** Request **
Your task is to repeat the entries underneath exactly, minus the pictures.
* START Data listing *
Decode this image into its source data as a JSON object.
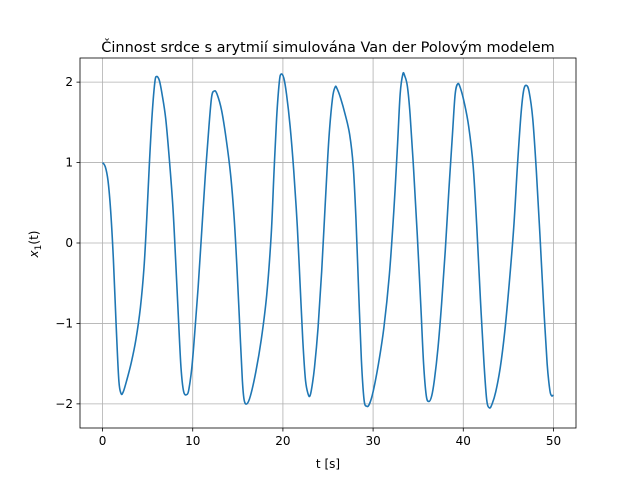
{
  "chart_data": {
    "type": "line",
    "title": "Činnost srdce s arytmií simulována Van der Polovým modelem",
    "xlabel": "t [s]",
    "ylabel_main": "x",
    "ylabel_sub": "1",
    "ylabel_arg": "(t)",
    "xlim": [
      -2.5,
      52.5
    ],
    "ylim": [
      -2.3,
      2.3
    ],
    "grid": true,
    "x_ticks": [
      0,
      10,
      20,
      30,
      40,
      50
    ],
    "x_tick_labels": [
      "0",
      "10",
      "20",
      "30",
      "40",
      "50"
    ],
    "y_ticks": [
      -2,
      -1,
      0,
      1,
      2
    ],
    "y_tick_labels": [
      "−2",
      "−1",
      "0",
      "1",
      "2"
    ],
    "series": [
      {
        "color": "#1f77b4",
        "x": [
          0,
          0.3,
          0.6,
          0.9,
          1.2,
          1.5,
          1.8,
          2.05,
          2.3,
          2.7,
          3.2,
          3.7,
          4.2,
          4.6,
          4.9,
          5.2,
          5.5,
          5.8,
          6.0,
          6.3,
          6.6,
          7.0,
          7.4,
          7.8,
          8.1,
          8.4,
          8.7,
          9.0,
          9.4,
          9.6,
          9.9,
          10.2,
          10.6,
          11.0,
          11.4,
          11.8,
          12.1,
          12.4,
          12.7,
          13.2,
          13.7,
          14.2,
          14.6,
          14.9,
          15.2,
          15.5,
          15.7,
          16.0,
          16.4,
          17.0,
          17.6,
          18.2,
          18.7,
          19.0,
          19.3,
          19.6,
          19.8,
          20.1,
          20.4,
          20.8,
          21.2,
          21.6,
          21.9,
          22.2,
          22.5,
          22.8,
          23.0,
          23.2,
          23.5,
          23.9,
          24.3,
          24.7,
          25.1,
          25.5,
          25.8,
          26.0,
          26.4,
          26.9,
          27.4,
          27.8,
          28.1,
          28.4,
          28.7,
          29.0,
          29.3,
          29.6,
          30.0,
          30.6,
          31.2,
          31.8,
          32.3,
          32.7,
          33.0,
          33.3,
          33.5,
          33.8,
          34.1,
          34.5,
          34.9,
          35.3,
          35.6,
          35.9,
          36.2,
          36.5,
          36.8,
          37.2,
          37.6,
          38.0,
          38.4,
          38.8,
          39.1,
          39.4,
          39.7,
          40.1,
          40.6,
          41.1,
          41.5,
          41.9,
          42.3,
          42.6,
          42.9,
          43.2,
          43.6,
          44.1,
          44.6,
          45.1,
          45.6,
          46.0,
          46.4,
          46.7,
          47.0,
          47.3,
          47.7,
          48.1,
          48.5,
          48.9,
          49.3,
          49.6,
          49.8,
          50.0
        ],
        "y": [
          1.0,
          0.95,
          0.78,
          0.4,
          -0.2,
          -1.0,
          -1.7,
          -1.87,
          -1.85,
          -1.7,
          -1.48,
          -1.2,
          -0.8,
          -0.3,
          0.3,
          1.0,
          1.6,
          2.0,
          2.07,
          2.02,
          1.85,
          1.55,
          1.05,
          0.45,
          -0.2,
          -0.9,
          -1.55,
          -1.85,
          -1.88,
          -1.8,
          -1.55,
          -1.15,
          -0.55,
          0.15,
          0.85,
          1.45,
          1.82,
          1.89,
          1.85,
          1.65,
          1.3,
          0.85,
          0.3,
          -0.3,
          -1.0,
          -1.7,
          -1.95,
          -2.0,
          -1.9,
          -1.6,
          -1.2,
          -0.65,
          0.1,
          0.85,
          1.55,
          2.0,
          2.1,
          2.05,
          1.85,
          1.45,
          0.9,
          0.2,
          -0.5,
          -1.2,
          -1.7,
          -1.88,
          -1.9,
          -1.8,
          -1.55,
          -1.05,
          -0.35,
          0.5,
          1.3,
          1.8,
          1.94,
          1.92,
          1.8,
          1.6,
          1.35,
          0.95,
          0.3,
          -0.6,
          -1.45,
          -1.95,
          -2.03,
          -2.0,
          -1.85,
          -1.5,
          -1.05,
          -0.4,
          0.4,
          1.2,
          1.85,
          2.1,
          2.08,
          1.95,
          1.6,
          0.9,
          0.1,
          -0.8,
          -1.5,
          -1.9,
          -1.97,
          -1.9,
          -1.7,
          -1.3,
          -0.75,
          -0.1,
          0.65,
          1.35,
          1.85,
          1.98,
          1.92,
          1.75,
          1.45,
          0.95,
          0.2,
          -0.7,
          -1.5,
          -1.95,
          -2.05,
          -2.0,
          -1.85,
          -1.55,
          -1.1,
          -0.5,
          0.2,
          0.95,
          1.6,
          1.9,
          1.96,
          1.88,
          1.55,
          0.9,
          0.1,
          -0.75,
          -1.5,
          -1.83,
          -1.9,
          -1.89
        ]
      }
    ]
  }
}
* END Data listing *
** Solution to the exercise **
Decode this image into its source data as a JSON object.
{
  "chart_data": {
    "type": "line",
    "title": "Činnost srdce s arytmií simulována Van der Polovým modelem",
    "xlabel": "t [s]",
    "ylabel_main": "x",
    "ylabel_sub": "1",
    "ylabel_arg": "(t)",
    "xlim": [
      -2.5,
      52.5
    ],
    "ylim": [
      -2.3,
      2.3
    ],
    "grid": true,
    "x_ticks": [
      0,
      10,
      20,
      30,
      40,
      50
    ],
    "x_tick_labels": [
      "0",
      "10",
      "20",
      "30",
      "40",
      "50"
    ],
    "y_ticks": [
      -2,
      -1,
      0,
      1,
      2
    ],
    "y_tick_labels": [
      "−2",
      "−1",
      "0",
      "1",
      "2"
    ],
    "series": [
      {
        "color": "#1f77b4",
        "x": [
          0,
          0.3,
          0.6,
          0.9,
          1.2,
          1.5,
          1.8,
          2.05,
          2.3,
          2.7,
          3.2,
          3.7,
          4.2,
          4.6,
          4.9,
          5.2,
          5.5,
          5.8,
          6.0,
          6.3,
          6.6,
          7.0,
          7.4,
          7.8,
          8.1,
          8.4,
          8.7,
          9.0,
          9.4,
          9.6,
          9.9,
          10.2,
          10.6,
          11.0,
          11.4,
          11.8,
          12.1,
          12.4,
          12.7,
          13.2,
          13.7,
          14.2,
          14.6,
          14.9,
          15.2,
          15.5,
          15.7,
          16.0,
          16.4,
          17.0,
          17.6,
          18.2,
          18.7,
          19.0,
          19.3,
          19.6,
          19.8,
          20.1,
          20.4,
          20.8,
          21.2,
          21.6,
          21.9,
          22.2,
          22.5,
          22.8,
          23.0,
          23.2,
          23.5,
          23.9,
          24.3,
          24.7,
          25.1,
          25.5,
          25.8,
          26.0,
          26.4,
          26.9,
          27.4,
          27.8,
          28.1,
          28.4,
          28.7,
          29.0,
          29.3,
          29.6,
          30.0,
          30.6,
          31.2,
          31.8,
          32.3,
          32.7,
          33.0,
          33.3,
          33.5,
          33.8,
          34.1,
          34.5,
          34.9,
          35.3,
          35.6,
          35.9,
          36.2,
          36.5,
          36.8,
          37.2,
          37.6,
          38.0,
          38.4,
          38.8,
          39.1,
          39.4,
          39.7,
          40.1,
          40.6,
          41.1,
          41.5,
          41.9,
          42.3,
          42.6,
          42.9,
          43.2,
          43.6,
          44.1,
          44.6,
          45.1,
          45.6,
          46.0,
          46.4,
          46.7,
          47.0,
          47.3,
          47.7,
          48.1,
          48.5,
          48.9,
          49.3,
          49.6,
          49.8,
          50.0
        ],
        "y": [
          1.0,
          0.95,
          0.78,
          0.4,
          -0.2,
          -1.0,
          -1.7,
          -1.87,
          -1.85,
          -1.7,
          -1.48,
          -1.2,
          -0.8,
          -0.3,
          0.3,
          1.0,
          1.6,
          2.0,
          2.07,
          2.02,
          1.85,
          1.55,
          1.05,
          0.45,
          -0.2,
          -0.9,
          -1.55,
          -1.85,
          -1.88,
          -1.8,
          -1.55,
          -1.15,
          -0.55,
          0.15,
          0.85,
          1.45,
          1.82,
          1.89,
          1.85,
          1.65,
          1.3,
          0.85,
          0.3,
          -0.3,
          -1.0,
          -1.7,
          -1.95,
          -2.0,
          -1.9,
          -1.6,
          -1.2,
          -0.65,
          0.1,
          0.85,
          1.55,
          2.0,
          2.1,
          2.05,
          1.85,
          1.45,
          0.9,
          0.2,
          -0.5,
          -1.2,
          -1.7,
          -1.88,
          -1.9,
          -1.8,
          -1.55,
          -1.05,
          -0.35,
          0.5,
          1.3,
          1.8,
          1.94,
          1.92,
          1.8,
          1.6,
          1.35,
          0.95,
          0.3,
          -0.6,
          -1.45,
          -1.95,
          -2.03,
          -2.0,
          -1.85,
          -1.5,
          -1.05,
          -0.4,
          0.4,
          1.2,
          1.85,
          2.1,
          2.08,
          1.95,
          1.6,
          0.9,
          0.1,
          -0.8,
          -1.5,
          -1.9,
          -1.97,
          -1.9,
          -1.7,
          -1.3,
          -0.75,
          -0.1,
          0.65,
          1.35,
          1.85,
          1.98,
          1.92,
          1.75,
          1.45,
          0.95,
          0.2,
          -0.7,
          -1.5,
          -1.95,
          -2.05,
          -2.0,
          -1.85,
          -1.55,
          -1.1,
          -0.5,
          0.2,
          0.95,
          1.6,
          1.9,
          1.96,
          1.88,
          1.55,
          0.9,
          0.1,
          -0.75,
          -1.5,
          -1.83,
          -1.9,
          -1.89
        ]
      }
    ]
  }
}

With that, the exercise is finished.